Begin EXTRACTED DATA
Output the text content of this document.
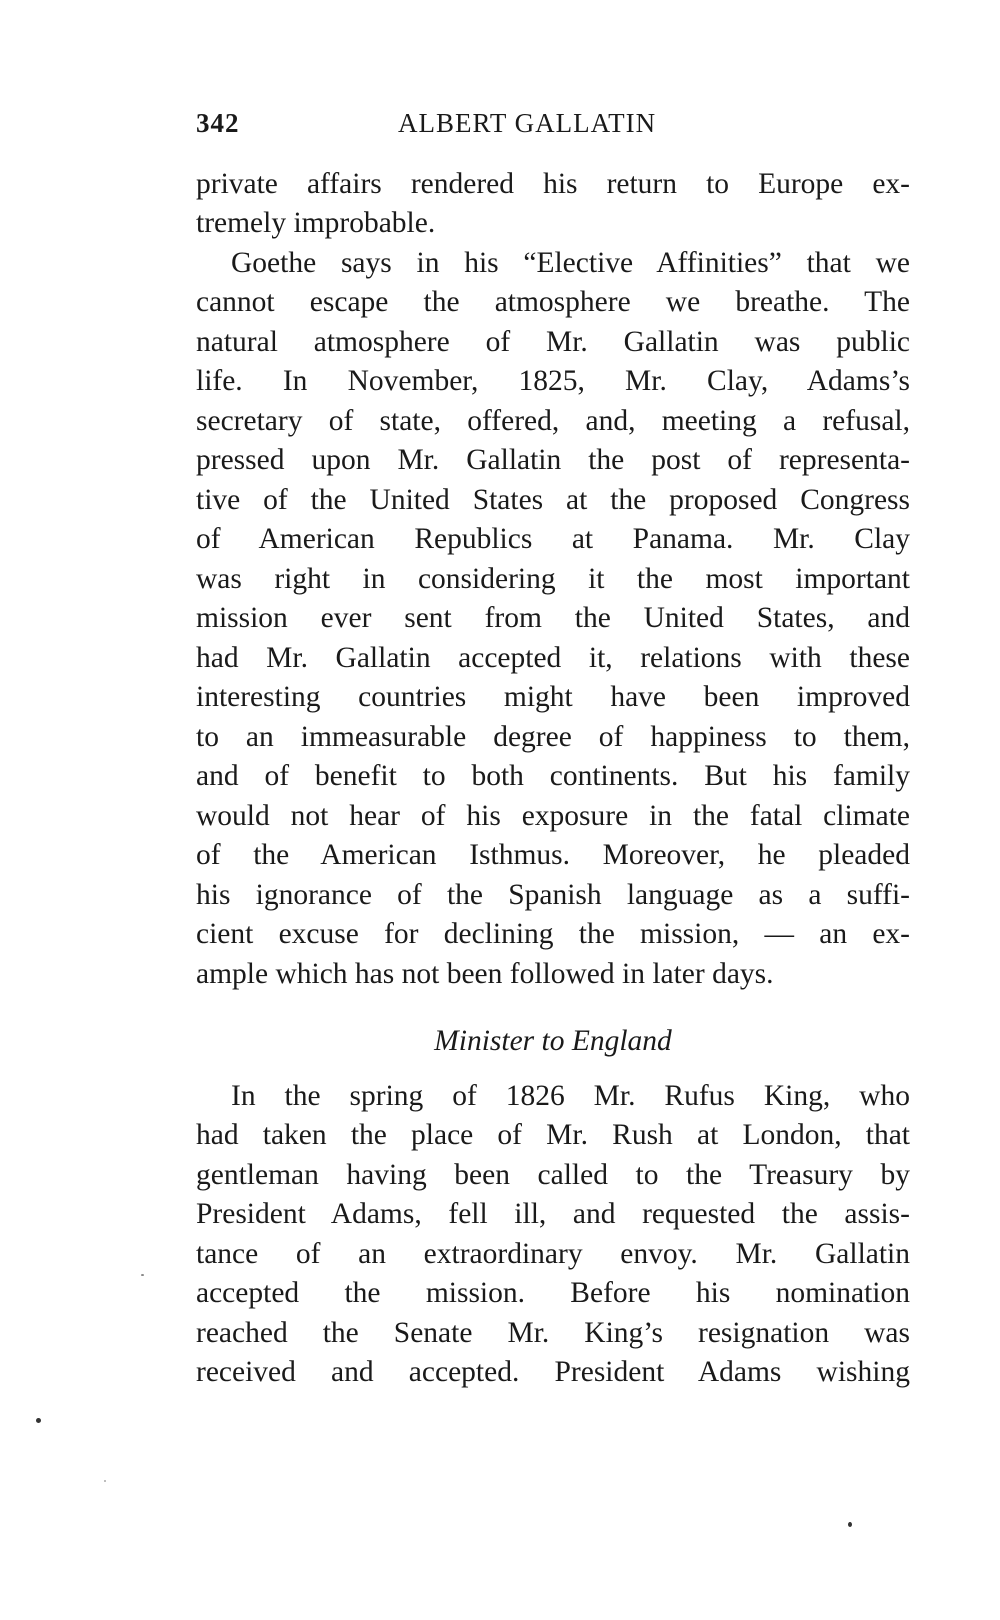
342	ALBERT GALLATIN
private affairs rendered his return to Europe ex-
tremely improbable.
Goethe says in his “Elective Affinities” that we
cannot escape the atmosphere we breathe. The
natural atmosphere of Mr. Gallatin was public
life. In November, 1825, Mr. Clay, Adams’s
secretary of state, offered, and, meeting a refusal,
pressed upon Mr. Gallatin the post of representa-
tive of the United States at the proposed Congress
of American Republics at Panama. Mr. Clay
was right in considering it the most important
mission ever sent from the United States, and
had Mr. Gallatin accepted it, relations with these
interesting countries might have been improved
to an immeasurable degree of happiness to them,
and of benefit to both continents. But his family
would not hear of his exposure in the fatal climate
of the American Isthmus. Moreover, he pleaded
his ignorance of the Spanish language as a suffi-
cient excuse for declining the mission, — an ex-
ample which has not been followed in later days.
Minister to England
In the spring of 1826 Mr. Rufus King, who
had taken the place of Mr. Rush at London, that
gentleman having been called to the Treasury by
President Adams, fell ill, and requested the assis-
tance of an extraordinary envoy. Mr. Gallatin
accepted the mission. Before his nomination
reached the Senate Mr. King’s resignation was
received and accepted. President Adams wishing
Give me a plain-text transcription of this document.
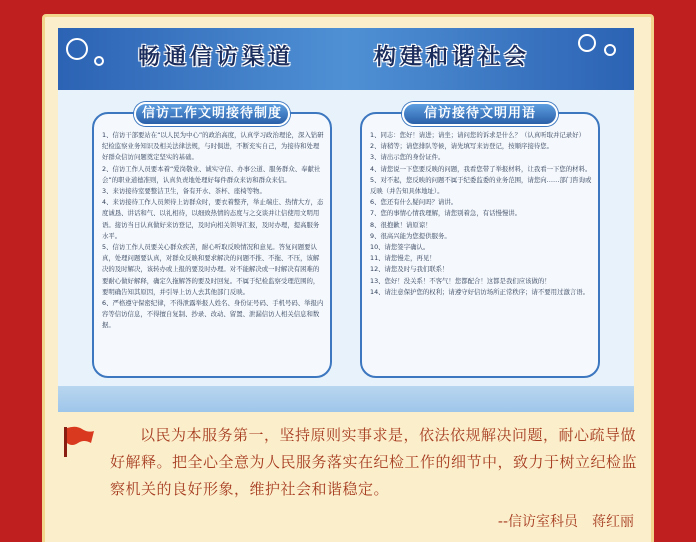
畅通信访渠道	构建和谐社会
信访工作文明接待制度

1、信访干部要站在“以人民为中心”的政治高度，认真学习政治理论，深入钻研纪检监察业务知识及相关法律法规，与时俱进，不断充实自己，为接待和处理好群众信访问题奠定坚实的基础。

2、信访工作人员要本着“爱岗敬业、诚实守信、办事公道、服务群众、奉献社会”的职业道德准则，认真负责地处理好每件群众来访和群众来信。

3、来访接待室要整洁卫生，备有开水、茶杯、座椅等物。

4、来访接待工作人员须待上访群众时，要衣着整齐，举止端庄、热情大方，态度诚恳、讲话和气、以礼相待，以细致热情的态度与之交谈并让信使用文明用语。接访当日认真做好来访登记，及时向相关领导汇报，及时办理，提高服务水平。

5、信访工作人员要关心群众疾苦，耐心听取反映情况和意见。答复问题要认真，处理问题要认真，对群众反映和要求解决的问题不推、不拖、不压，该解决的及时解决，该转办或上报的要及时办理。对不能解决或一时解决有困难的要耐心做好解释，确定久拖解答的要及时回复。不属于纪检监察受理范围的，要明确告知其原因，并引导上访人去其他部门反映。

6、严格遵守保密纪律，不得泄露举报人姓名、身份证号码、手机号码、举报内容等信访信息，不得擅自复制、抄录、改动、留置、泄漏信访人相关信息和数据。

信访接待文明用语

1、同志：您好！请进；请坐；请问您的诉求是什么？（认真听取并记录好）

2、请稍等；请您排队等候，请先填写来访登记，按顺序接待您。

3、请出示您的身份证件。

4、请您说一下您要反映的问题，我看您带了举报材料，让我看一下您的材料。

5、对不起，您反映的问题不属于纪委监委的业务范围，请您向……部门咨询或反映（并告知具体地址）。

6、您还有什么疑问吗？请讲。

7、您的事情心情我理解，请您别着急，有话慢慢讲。

8、很抱歉！请原谅！

9、很高兴能为您提供服务。

10、请您签字确认。

11、请您慢走，再见！

12、请您及时与我们联系！

13、您好！没关系！不客气！您都配合！这都是我们应该做的！

14、请注意保护您的权利；请遵守好信访场所正常秩序；请不要用过激言语。

以民为本服务第一，坚持原则实事求是，依法依规解决问题，耐心疏导做好解释。把全心全意为人民服务落实在纪检工作的细节中，致力于树立纪检监察机关的良好形象，维护社会和谐稳定。
--信访室科员　蒋红丽
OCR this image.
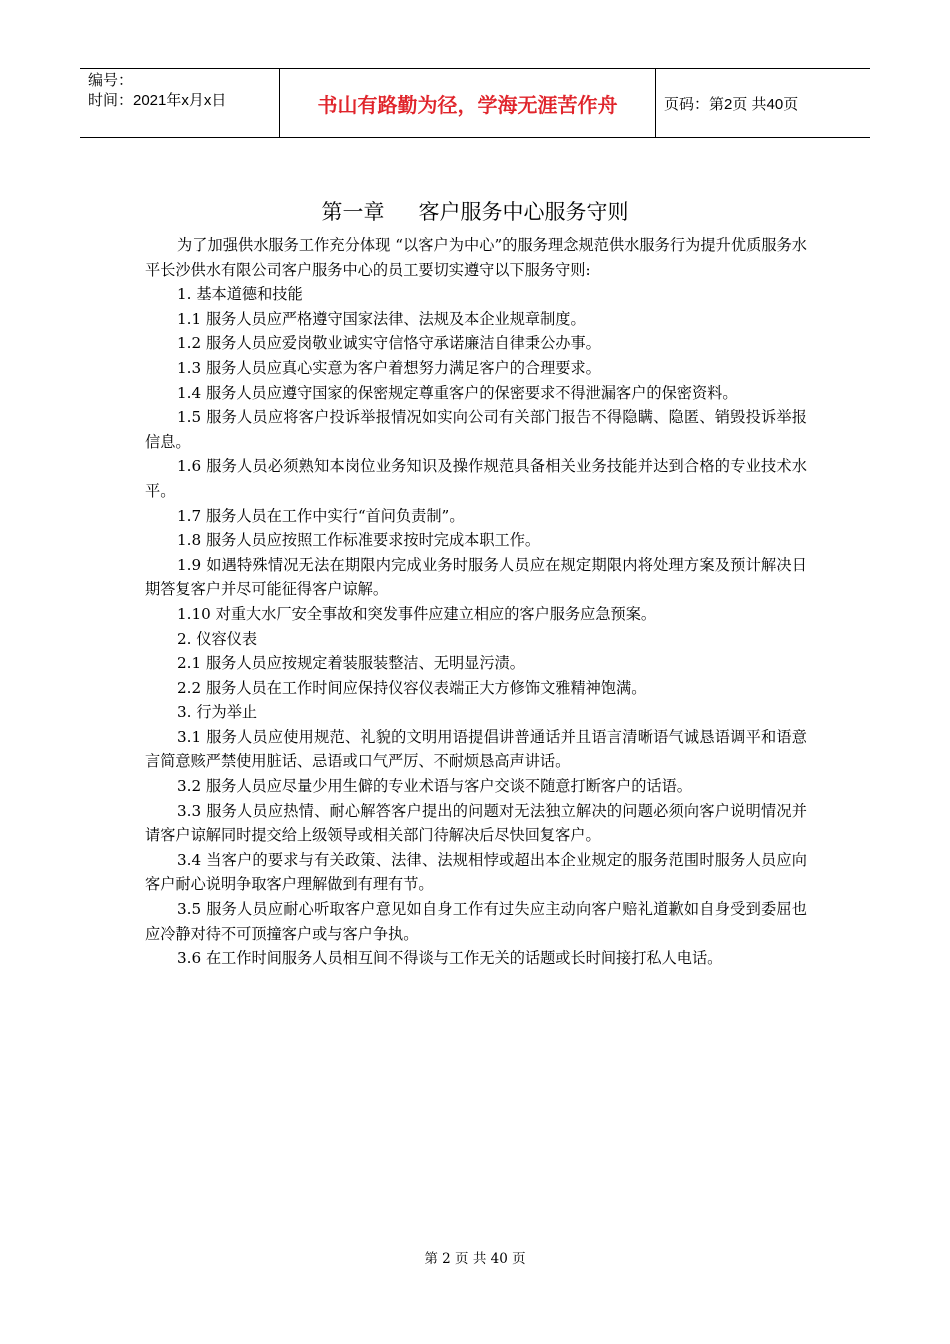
编号：
时间：2021年x月x日	书山有路勤为径，学海无涯苦作舟	页码：第2页 共40页
第一章 客户服务中心服务守则

为了加强供水服务工作充分体现 “以客户为中心”的服务理念规范供水服务行为提升优质服务水平长沙供水有限公司客户服务中心的员工要切实遵守以下服务守则:

1. 基本道德和技能

1.1 服务人员应严格遵守国家法律、法规及本企业规章制度。

1.2 服务人员应爱岗敬业诚实守信恪守承诺廉洁自律秉公办事。

1.3 服务人员应真心实意为客户着想努力满足客户的合理要求。

1.4 服务人员应遵守国家的保密规定尊重客户的保密要求不得泄漏客户的保密资料。

1.5 服务人员应将客户投诉举报情况如实向公司有关部门报告不得隐瞒、隐匿、销毁投诉举报信息。

1.6 服务人员必须熟知本岗位业务知识及操作规范具备相关业务技能并达到合格的专业技术水平。

1.7 服务人员在工作中实行“首问负责制”。

1.8 服务人员应按照工作标准要求按时完成本职工作。

1.9 如遇特殊情况无法在期限内完成业务时服务人员应在规定期限内将处理方案及预计解决日期答复客户并尽可能征得客户谅解。

1.10 对重大水厂安全事故和突发事件应建立相应的客户服务应急预案。

2. 仪容仪表

2.1 服务人员应按规定着装服装整洁、无明显污渍。

2.2 服务人员在工作时间应保持仪容仪表端正大方修饰文雅精神饱满。

3. 行为举止

3.1 服务人员应使用规范、礼貌的文明用语提倡讲普通话并且语言清晰语气诚恳语调平和语意言简意赅严禁使用脏话、忌语或口气严厉、不耐烦恳高声讲话。

3.2 服务人员应尽量少用生僻的专业术语与客户交谈不随意打断客户的话语。

3.3 服务人员应热情、耐心解答客户提出的问题对无法独立解决的问题必须向客户说明情况并请客户谅解同时提交给上级领导或相关部门待解决后尽快回复客户。

3.4 当客户的要求与有关政策、法律、法规相悖或超出本企业规定的服务范围时服务人员应向客户耐心说明争取客户理解做到有理有节。

3.5 服务人员应耐心听取客户意见如自身工作有过失应主动向客户赔礼道歉如自身受到委屈也应冷静对待不可顶撞客户或与客户争执。

3.6 在工作时间服务人员相互间不得谈与工作无关的话题或长时间接打私人电话。

第 2 页 共 40 页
End EXTRACTED DATA
PROBLEM REQUIREMENTS: Pull out every line containing "this".

COMPLETED TASK:
Output the text content of this document.
Give me a plain-text transcription of this document.
OCR this image.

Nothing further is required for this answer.